*MATERIALS PROVIDED*.
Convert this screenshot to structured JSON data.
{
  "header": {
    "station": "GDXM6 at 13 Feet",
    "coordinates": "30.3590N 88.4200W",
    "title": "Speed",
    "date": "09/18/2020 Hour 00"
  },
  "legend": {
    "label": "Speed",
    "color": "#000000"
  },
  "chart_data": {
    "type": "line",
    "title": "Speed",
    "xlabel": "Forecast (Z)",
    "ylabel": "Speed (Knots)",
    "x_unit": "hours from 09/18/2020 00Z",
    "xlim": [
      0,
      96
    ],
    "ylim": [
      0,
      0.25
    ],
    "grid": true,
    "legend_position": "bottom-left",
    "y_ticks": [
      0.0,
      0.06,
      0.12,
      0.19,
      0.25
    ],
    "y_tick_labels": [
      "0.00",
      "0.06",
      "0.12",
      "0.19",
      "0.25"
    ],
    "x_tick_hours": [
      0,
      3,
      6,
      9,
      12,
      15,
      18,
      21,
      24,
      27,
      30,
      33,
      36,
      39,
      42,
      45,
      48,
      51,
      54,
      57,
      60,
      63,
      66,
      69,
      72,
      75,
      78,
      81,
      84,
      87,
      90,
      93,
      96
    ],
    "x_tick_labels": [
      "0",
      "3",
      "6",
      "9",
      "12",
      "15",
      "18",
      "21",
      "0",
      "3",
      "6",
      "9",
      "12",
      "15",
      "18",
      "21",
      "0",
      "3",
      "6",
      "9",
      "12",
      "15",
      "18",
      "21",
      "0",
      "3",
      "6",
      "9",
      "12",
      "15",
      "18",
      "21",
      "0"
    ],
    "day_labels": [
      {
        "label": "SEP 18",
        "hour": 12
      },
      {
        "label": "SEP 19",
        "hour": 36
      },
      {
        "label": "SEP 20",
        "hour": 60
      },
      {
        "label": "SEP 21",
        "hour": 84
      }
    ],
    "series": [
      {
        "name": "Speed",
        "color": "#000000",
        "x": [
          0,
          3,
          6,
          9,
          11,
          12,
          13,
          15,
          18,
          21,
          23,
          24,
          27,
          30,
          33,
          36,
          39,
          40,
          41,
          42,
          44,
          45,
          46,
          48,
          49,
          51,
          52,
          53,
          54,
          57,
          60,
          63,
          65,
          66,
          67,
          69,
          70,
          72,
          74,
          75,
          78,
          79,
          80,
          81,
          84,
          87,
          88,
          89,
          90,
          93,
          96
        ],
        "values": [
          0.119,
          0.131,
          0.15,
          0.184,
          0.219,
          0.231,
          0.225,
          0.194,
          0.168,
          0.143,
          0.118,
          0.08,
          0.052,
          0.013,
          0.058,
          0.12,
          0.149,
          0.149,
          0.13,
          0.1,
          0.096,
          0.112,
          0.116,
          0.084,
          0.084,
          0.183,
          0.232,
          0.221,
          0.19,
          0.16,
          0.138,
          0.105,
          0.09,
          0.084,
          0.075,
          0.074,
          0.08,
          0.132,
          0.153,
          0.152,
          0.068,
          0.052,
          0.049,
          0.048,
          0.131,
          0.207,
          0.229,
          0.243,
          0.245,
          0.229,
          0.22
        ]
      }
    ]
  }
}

*TASK GOAL*.
Extract each entry in full, exactly as given.

*SOLUTION TO THIS TASK*.
Convert this screenshot to structured JSON data.
{
  "header": {
    "station": "GDXM6 at 13 Feet",
    "coordinates": "30.3590N 88.4200W",
    "title": "Speed",
    "date": "09/18/2020 Hour 00"
  },
  "legend": {
    "label": "Speed",
    "color": "#000000"
  },
  "chart_data": {
    "type": "line",
    "title": "Speed",
    "xlabel": "Forecast (Z)",
    "ylabel": "Speed (Knots)",
    "x_unit": "hours from 09/18/2020 00Z",
    "xlim": [
      0,
      96
    ],
    "ylim": [
      0,
      0.25
    ],
    "grid": true,
    "legend_position": "bottom-left",
    "y_ticks": [
      0.0,
      0.06,
      0.12,
      0.19,
      0.25
    ],
    "y_tick_labels": [
      "0.00",
      "0.06",
      "0.12",
      "0.19",
      "0.25"
    ],
    "x_tick_hours": [
      0,
      3,
      6,
      9,
      12,
      15,
      18,
      21,
      24,
      27,
      30,
      33,
      36,
      39,
      42,
      45,
      48,
      51,
      54,
      57,
      60,
      63,
      66,
      69,
      72,
      75,
      78,
      81,
      84,
      87,
      90,
      93,
      96
    ],
    "x_tick_labels": [
      "0",
      "3",
      "6",
      "9",
      "12",
      "15",
      "18",
      "21",
      "0",
      "3",
      "6",
      "9",
      "12",
      "15",
      "18",
      "21",
      "0",
      "3",
      "6",
      "9",
      "12",
      "15",
      "18",
      "21",
      "0",
      "3",
      "6",
      "9",
      "12",
      "15",
      "18",
      "21",
      "0"
    ],
    "day_labels": [
      {
        "label": "SEP 18",
        "hour": 12
      },
      {
        "label": "SEP 19",
        "hour": 36
      },
      {
        "label": "SEP 20",
        "hour": 60
      },
      {
        "label": "SEP 21",
        "hour": 84
      }
    ],
    "series": [
      {
        "name": "Speed",
        "color": "#000000",
        "x": [
          0,
          3,
          6,
          9,
          11,
          12,
          13,
          15,
          18,
          21,
          23,
          24,
          27,
          30,
          33,
          36,
          39,
          40,
          41,
          42,
          44,
          45,
          46,
          48,
          49,
          51,
          52,
          53,
          54,
          57,
          60,
          63,
          65,
          66,
          67,
          69,
          70,
          72,
          74,
          75,
          78,
          79,
          80,
          81,
          84,
          87,
          88,
          89,
          90,
          93,
          96
        ],
        "values": [
          0.119,
          0.131,
          0.15,
          0.184,
          0.219,
          0.231,
          0.225,
          0.194,
          0.168,
          0.143,
          0.118,
          0.08,
          0.052,
          0.013,
          0.058,
          0.12,
          0.149,
          0.149,
          0.13,
          0.1,
          0.096,
          0.112,
          0.116,
          0.084,
          0.084,
          0.183,
          0.232,
          0.221,
          0.19,
          0.16,
          0.138,
          0.105,
          0.09,
          0.084,
          0.075,
          0.074,
          0.08,
          0.132,
          0.153,
          0.152,
          0.068,
          0.052,
          0.049,
          0.048,
          0.131,
          0.207,
          0.229,
          0.243,
          0.245,
          0.229,
          0.22
        ]
      }
    ]
  }
}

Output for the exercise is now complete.